## Begin Stored rows

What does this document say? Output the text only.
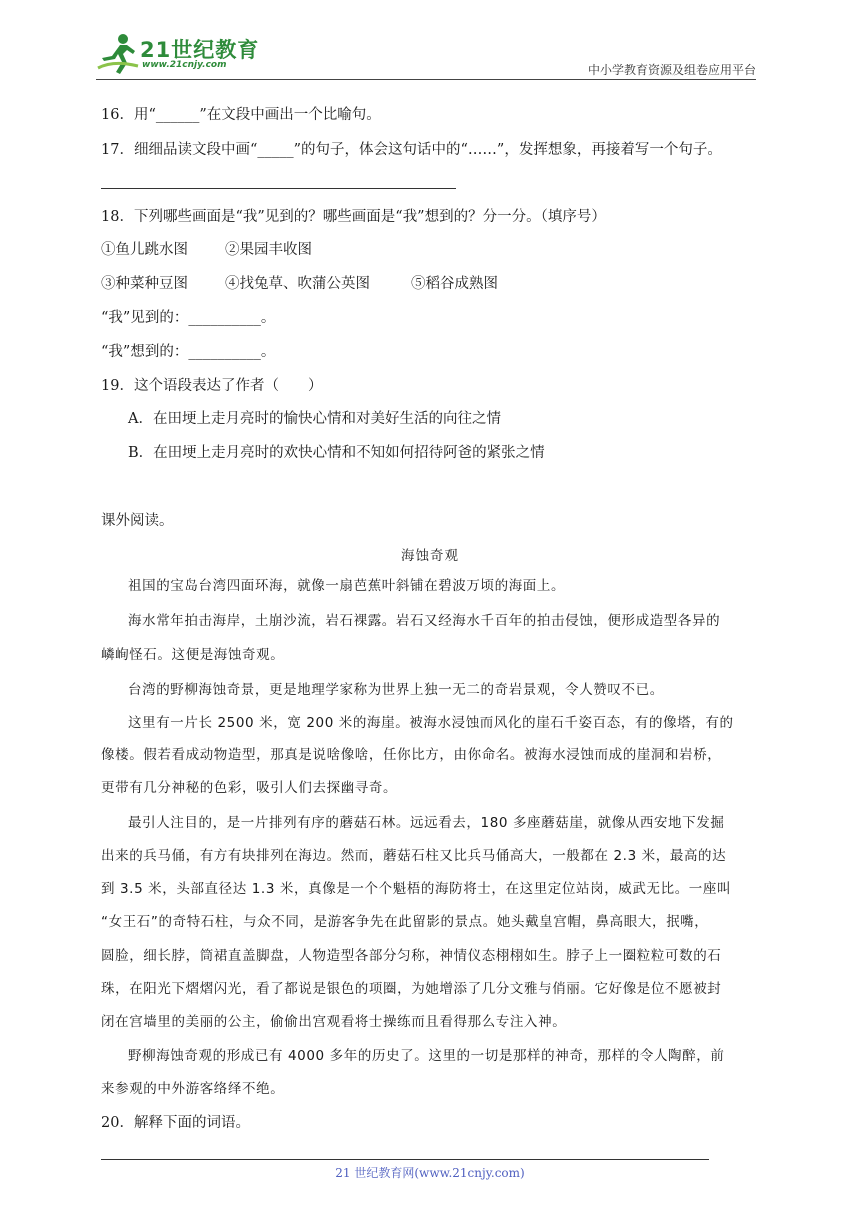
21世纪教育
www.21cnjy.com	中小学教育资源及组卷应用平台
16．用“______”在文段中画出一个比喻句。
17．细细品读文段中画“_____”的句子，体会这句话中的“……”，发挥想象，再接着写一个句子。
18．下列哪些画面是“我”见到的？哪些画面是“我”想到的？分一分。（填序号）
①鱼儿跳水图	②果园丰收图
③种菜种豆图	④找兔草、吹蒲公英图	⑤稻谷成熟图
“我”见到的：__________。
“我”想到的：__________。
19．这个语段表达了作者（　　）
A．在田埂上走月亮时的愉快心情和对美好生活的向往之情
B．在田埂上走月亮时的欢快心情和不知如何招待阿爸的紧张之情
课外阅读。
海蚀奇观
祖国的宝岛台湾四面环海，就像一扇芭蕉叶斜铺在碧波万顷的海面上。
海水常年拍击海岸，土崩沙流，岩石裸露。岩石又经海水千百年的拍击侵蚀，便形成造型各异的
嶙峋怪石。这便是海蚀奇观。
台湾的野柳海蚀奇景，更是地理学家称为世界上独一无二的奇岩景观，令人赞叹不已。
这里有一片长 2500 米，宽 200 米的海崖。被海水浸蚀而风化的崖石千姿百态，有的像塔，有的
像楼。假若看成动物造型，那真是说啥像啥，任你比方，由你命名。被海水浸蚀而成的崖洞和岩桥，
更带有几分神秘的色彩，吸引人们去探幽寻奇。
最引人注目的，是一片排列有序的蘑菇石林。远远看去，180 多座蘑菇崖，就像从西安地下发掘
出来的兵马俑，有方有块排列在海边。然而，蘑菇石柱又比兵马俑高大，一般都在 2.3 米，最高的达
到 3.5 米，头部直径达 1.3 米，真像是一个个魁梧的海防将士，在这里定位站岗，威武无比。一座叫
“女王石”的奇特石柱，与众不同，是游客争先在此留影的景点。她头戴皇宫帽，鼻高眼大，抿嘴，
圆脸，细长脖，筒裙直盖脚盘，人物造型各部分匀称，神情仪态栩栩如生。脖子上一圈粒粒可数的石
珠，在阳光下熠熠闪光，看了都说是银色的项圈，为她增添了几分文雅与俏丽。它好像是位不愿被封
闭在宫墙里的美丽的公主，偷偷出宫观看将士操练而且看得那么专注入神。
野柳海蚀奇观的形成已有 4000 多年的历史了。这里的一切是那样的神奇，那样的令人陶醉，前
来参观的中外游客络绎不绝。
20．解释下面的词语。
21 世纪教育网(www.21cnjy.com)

## End Stored rows

### Objective
Output the data exactly. Pictures don't belong in the result.

### Response for this exercise
What does this document say? Output the text only.
21世纪教育
www.21cnjy.com	中小学教育资源及组卷应用平台
16．用“______”在文段中画出一个比喻句。
17．细细品读文段中画“_____”的句子，体会这句话中的“……”，发挥想象，再接着写一个句子。
18．下列哪些画面是“我”见到的？哪些画面是“我”想到的？分一分。（填序号）
①鱼儿跳水图	②果园丰收图
③种菜种豆图	④找兔草、吹蒲公英图	⑤稻谷成熟图
“我”见到的：__________。
“我”想到的：__________。
19．这个语段表达了作者（　　）
A．在田埂上走月亮时的愉快心情和对美好生活的向往之情
B．在田埂上走月亮时的欢快心情和不知如何招待阿爸的紧张之情
课外阅读。
海蚀奇观
祖国的宝岛台湾四面环海，就像一扇芭蕉叶斜铺在碧波万顷的海面上。
海水常年拍击海岸，土崩沙流，岩石裸露。岩石又经海水千百年的拍击侵蚀，便形成造型各异的
嶙峋怪石。这便是海蚀奇观。
台湾的野柳海蚀奇景，更是地理学家称为世界上独一无二的奇岩景观，令人赞叹不已。
这里有一片长 2500 米，宽 200 米的海崖。被海水浸蚀而风化的崖石千姿百态，有的像塔，有的
像楼。假若看成动物造型，那真是说啥像啥，任你比方，由你命名。被海水浸蚀而成的崖洞和岩桥，
更带有几分神秘的色彩，吸引人们去探幽寻奇。
最引人注目的，是一片排列有序的蘑菇石林。远远看去，180 多座蘑菇崖，就像从西安地下发掘
出来的兵马俑，有方有块排列在海边。然而，蘑菇石柱又比兵马俑高大，一般都在 2.3 米，最高的达
到 3.5 米，头部直径达 1.3 米，真像是一个个魁梧的海防将士，在这里定位站岗，威武无比。一座叫
“女王石”的奇特石柱，与众不同，是游客争先在此留影的景点。她头戴皇宫帽，鼻高眼大，抿嘴，
圆脸，细长脖，筒裙直盖脚盘，人物造型各部分匀称，神情仪态栩栩如生。脖子上一圈粒粒可数的石
珠，在阳光下熠熠闪光，看了都说是银色的项圈，为她增添了几分文雅与俏丽。它好像是位不愿被封
闭在宫墙里的美丽的公主，偷偷出宫观看将士操练而且看得那么专注入神。
野柳海蚀奇观的形成已有 4000 多年的历史了。这里的一切是那样的神奇，那样的令人陶醉，前
来参观的中外游客络绎不绝。
20．解释下面的词语。
21 世纪教育网(www.21cnjy.com)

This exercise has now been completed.